- Exercise brief -
Scan the lines below for "xmin"; report the number of lines that contain it, and only that.

A block of data

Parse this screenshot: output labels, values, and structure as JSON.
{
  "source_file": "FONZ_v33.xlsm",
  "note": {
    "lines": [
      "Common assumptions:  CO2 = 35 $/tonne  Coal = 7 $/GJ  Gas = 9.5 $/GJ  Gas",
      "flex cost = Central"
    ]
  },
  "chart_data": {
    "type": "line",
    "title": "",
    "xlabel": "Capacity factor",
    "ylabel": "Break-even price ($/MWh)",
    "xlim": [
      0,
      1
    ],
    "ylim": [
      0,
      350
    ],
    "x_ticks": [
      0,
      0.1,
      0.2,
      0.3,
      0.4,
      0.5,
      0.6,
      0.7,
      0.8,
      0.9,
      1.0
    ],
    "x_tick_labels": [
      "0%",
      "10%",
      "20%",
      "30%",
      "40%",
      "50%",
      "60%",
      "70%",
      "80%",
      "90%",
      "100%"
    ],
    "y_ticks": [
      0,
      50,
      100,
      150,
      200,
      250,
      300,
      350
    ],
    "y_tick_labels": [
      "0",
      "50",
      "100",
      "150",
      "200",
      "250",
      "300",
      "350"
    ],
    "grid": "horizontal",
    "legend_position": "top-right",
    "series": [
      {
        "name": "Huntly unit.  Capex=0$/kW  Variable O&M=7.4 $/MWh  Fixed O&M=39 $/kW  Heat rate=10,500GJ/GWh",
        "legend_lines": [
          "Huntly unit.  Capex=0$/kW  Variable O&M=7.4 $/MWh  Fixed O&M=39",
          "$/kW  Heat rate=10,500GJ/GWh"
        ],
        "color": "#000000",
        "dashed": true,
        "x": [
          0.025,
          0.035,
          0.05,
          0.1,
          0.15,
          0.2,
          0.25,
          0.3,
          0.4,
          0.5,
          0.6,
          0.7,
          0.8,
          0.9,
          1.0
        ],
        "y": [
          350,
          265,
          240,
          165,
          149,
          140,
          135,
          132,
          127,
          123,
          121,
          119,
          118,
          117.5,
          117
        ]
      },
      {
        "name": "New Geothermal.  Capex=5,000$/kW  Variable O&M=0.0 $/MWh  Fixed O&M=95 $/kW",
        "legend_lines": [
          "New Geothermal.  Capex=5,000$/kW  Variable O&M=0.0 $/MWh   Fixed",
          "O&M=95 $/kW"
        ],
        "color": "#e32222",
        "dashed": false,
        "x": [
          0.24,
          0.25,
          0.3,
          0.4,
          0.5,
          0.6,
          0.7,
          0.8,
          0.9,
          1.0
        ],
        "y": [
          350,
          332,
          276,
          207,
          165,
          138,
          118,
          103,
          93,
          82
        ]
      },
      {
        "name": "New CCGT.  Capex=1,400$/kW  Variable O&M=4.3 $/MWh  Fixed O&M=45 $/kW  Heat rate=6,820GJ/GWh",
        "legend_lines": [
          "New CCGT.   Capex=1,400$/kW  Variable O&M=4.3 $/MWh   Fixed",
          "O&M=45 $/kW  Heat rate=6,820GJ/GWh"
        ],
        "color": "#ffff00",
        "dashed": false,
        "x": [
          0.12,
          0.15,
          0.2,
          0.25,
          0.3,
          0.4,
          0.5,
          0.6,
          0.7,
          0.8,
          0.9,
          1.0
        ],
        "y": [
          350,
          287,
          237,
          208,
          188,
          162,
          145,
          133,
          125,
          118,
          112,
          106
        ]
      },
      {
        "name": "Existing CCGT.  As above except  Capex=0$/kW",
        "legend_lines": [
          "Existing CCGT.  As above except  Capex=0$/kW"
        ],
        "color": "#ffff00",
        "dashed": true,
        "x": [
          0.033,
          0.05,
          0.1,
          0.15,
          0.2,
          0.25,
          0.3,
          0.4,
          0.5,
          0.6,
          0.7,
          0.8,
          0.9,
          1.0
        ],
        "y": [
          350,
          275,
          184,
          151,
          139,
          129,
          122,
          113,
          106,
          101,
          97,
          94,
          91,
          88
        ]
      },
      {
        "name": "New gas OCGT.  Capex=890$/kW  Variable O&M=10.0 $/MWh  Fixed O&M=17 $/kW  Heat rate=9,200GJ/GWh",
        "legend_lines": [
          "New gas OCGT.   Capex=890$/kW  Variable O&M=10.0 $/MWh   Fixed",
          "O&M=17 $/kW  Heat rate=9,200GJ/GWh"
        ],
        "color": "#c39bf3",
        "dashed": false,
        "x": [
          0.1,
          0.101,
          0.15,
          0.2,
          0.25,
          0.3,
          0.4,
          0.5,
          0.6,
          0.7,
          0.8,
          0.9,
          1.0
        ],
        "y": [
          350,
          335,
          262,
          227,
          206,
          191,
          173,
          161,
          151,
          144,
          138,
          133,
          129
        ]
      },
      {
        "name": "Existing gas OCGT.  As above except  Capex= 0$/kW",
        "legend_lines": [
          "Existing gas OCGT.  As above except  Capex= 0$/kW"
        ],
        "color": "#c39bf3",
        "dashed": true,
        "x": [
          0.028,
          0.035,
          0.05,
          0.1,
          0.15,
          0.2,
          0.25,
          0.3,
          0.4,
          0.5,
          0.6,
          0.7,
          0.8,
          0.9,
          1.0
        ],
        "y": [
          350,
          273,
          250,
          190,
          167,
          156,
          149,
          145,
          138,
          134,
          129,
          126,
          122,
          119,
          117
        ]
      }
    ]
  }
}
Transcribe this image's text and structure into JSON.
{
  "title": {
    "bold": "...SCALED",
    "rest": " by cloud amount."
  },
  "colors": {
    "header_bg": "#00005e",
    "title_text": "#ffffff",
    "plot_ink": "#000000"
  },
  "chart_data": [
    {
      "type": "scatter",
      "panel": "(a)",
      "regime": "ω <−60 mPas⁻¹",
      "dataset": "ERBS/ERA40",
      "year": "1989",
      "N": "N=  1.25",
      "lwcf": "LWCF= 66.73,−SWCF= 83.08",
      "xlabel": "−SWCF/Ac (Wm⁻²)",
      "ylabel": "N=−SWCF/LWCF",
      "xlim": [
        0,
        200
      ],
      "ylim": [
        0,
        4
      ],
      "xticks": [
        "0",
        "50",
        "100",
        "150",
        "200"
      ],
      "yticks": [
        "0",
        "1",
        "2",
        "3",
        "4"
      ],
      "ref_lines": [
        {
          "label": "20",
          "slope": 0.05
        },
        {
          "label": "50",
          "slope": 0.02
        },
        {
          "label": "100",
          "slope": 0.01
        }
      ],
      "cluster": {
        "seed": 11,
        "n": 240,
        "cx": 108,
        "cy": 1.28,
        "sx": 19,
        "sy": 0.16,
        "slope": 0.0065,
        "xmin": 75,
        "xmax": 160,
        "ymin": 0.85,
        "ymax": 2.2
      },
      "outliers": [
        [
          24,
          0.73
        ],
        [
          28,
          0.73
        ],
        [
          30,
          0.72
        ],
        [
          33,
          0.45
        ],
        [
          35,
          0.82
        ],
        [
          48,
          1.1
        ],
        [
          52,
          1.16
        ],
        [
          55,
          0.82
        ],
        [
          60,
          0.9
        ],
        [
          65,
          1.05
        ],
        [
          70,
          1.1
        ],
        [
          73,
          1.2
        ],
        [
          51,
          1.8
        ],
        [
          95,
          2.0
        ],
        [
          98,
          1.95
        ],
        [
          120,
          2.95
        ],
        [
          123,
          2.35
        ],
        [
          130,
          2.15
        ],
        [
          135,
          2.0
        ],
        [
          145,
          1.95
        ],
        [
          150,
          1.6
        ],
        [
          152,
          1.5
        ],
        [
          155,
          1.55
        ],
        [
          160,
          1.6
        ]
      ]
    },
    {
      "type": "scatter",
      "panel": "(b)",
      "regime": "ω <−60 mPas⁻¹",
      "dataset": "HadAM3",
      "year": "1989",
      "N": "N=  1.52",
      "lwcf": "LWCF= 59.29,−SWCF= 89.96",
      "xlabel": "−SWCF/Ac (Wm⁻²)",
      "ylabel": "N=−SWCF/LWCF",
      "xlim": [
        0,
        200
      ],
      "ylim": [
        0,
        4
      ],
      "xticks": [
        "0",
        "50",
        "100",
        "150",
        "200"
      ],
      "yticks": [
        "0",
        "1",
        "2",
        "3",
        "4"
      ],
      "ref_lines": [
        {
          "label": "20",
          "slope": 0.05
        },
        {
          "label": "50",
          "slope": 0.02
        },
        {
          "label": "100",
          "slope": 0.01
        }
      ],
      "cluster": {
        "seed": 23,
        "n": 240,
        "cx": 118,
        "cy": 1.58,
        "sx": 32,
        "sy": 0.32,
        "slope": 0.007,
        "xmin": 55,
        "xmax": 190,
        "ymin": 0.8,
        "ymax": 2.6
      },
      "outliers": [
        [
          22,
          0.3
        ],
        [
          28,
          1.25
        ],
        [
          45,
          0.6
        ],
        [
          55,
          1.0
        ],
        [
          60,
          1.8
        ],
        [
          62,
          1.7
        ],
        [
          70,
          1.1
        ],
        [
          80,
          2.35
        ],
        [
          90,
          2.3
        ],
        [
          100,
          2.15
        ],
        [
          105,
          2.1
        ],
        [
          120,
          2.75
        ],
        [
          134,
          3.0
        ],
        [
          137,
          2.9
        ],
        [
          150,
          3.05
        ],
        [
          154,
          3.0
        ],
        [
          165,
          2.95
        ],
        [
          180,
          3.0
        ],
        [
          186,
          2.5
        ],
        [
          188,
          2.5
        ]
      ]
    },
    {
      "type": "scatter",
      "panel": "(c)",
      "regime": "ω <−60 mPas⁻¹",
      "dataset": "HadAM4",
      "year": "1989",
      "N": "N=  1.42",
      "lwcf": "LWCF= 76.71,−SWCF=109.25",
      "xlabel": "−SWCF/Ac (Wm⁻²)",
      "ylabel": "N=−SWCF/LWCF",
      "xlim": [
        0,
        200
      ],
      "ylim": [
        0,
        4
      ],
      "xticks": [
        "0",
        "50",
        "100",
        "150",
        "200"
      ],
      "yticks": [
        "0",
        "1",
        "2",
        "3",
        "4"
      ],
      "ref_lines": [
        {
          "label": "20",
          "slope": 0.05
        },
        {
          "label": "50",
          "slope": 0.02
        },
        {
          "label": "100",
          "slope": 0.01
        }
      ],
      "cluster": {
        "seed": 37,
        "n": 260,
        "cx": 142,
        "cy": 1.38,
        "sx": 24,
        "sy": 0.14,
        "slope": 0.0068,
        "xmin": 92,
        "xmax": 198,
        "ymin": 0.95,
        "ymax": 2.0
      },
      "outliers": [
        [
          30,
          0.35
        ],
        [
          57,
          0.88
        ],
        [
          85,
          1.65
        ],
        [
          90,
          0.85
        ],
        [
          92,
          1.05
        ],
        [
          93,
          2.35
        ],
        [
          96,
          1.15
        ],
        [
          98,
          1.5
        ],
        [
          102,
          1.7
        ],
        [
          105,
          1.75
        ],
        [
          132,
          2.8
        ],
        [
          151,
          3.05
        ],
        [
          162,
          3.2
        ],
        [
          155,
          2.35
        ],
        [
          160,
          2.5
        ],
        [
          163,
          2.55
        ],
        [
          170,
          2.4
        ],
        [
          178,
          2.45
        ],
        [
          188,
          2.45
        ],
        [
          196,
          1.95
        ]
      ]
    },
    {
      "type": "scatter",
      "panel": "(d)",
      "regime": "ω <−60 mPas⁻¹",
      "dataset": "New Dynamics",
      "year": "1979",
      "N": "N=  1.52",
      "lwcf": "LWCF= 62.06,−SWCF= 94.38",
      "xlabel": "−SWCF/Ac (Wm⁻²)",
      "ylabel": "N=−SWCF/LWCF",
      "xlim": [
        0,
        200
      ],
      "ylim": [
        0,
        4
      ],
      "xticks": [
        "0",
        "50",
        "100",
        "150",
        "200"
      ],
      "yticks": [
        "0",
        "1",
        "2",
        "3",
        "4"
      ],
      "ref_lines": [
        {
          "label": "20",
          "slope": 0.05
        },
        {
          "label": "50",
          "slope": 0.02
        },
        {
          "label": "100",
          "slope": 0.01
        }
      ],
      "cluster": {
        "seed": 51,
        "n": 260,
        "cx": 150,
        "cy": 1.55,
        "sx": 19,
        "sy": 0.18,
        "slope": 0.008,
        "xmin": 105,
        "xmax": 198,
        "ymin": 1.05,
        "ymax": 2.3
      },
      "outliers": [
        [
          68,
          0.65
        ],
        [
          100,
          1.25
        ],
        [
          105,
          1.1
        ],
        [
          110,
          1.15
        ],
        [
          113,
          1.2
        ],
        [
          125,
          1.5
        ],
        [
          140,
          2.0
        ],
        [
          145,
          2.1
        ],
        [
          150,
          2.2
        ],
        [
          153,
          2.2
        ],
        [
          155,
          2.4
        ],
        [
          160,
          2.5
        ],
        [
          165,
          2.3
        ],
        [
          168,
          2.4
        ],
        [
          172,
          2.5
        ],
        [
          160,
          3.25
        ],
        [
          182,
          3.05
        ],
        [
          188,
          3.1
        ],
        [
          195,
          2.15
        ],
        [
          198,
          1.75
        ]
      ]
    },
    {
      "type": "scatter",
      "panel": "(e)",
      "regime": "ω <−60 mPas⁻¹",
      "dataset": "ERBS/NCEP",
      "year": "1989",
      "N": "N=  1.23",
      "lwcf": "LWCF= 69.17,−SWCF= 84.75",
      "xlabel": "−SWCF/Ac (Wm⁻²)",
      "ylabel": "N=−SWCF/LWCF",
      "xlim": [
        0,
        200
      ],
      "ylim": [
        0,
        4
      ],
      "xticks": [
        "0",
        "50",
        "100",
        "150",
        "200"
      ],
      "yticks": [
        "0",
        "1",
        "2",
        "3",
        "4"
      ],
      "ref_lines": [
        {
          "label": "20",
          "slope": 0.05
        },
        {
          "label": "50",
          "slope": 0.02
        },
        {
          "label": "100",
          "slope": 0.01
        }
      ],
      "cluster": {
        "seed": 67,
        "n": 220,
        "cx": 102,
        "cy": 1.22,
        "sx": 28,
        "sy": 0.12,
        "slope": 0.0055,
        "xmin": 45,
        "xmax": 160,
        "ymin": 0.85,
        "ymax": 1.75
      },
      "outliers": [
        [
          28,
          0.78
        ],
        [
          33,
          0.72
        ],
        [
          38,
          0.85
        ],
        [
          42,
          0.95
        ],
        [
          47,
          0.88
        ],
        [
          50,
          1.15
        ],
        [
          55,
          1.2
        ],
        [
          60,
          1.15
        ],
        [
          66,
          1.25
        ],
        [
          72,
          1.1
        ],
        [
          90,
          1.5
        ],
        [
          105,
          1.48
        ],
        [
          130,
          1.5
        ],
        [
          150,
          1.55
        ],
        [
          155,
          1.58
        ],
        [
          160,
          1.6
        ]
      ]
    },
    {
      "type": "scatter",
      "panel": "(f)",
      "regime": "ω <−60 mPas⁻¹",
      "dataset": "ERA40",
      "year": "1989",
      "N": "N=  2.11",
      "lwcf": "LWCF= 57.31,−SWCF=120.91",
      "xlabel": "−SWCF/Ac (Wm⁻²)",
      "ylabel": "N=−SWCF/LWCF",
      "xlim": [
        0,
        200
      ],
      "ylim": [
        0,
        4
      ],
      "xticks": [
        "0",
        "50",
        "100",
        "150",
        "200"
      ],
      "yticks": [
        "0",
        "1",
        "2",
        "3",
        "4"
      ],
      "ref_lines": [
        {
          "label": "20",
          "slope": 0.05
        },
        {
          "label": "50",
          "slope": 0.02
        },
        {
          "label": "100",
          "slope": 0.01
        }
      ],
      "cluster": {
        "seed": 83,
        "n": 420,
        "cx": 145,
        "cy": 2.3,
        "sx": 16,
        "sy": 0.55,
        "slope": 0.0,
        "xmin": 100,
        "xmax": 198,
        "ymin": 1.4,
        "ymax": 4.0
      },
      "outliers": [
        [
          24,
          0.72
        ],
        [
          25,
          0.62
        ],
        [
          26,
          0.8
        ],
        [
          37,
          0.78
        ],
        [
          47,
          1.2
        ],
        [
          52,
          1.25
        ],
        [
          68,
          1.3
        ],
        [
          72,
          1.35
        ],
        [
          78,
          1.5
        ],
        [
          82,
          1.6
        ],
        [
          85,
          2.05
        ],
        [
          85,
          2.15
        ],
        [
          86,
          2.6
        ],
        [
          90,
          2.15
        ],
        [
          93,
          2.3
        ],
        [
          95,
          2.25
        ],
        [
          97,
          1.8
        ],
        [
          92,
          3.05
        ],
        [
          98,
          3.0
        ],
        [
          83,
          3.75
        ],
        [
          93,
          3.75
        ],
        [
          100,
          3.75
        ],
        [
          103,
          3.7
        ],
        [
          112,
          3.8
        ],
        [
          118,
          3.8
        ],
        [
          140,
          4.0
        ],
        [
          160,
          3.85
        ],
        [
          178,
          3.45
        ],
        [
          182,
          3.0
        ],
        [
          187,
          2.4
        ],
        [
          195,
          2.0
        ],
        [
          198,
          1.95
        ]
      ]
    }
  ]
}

- Result below -
6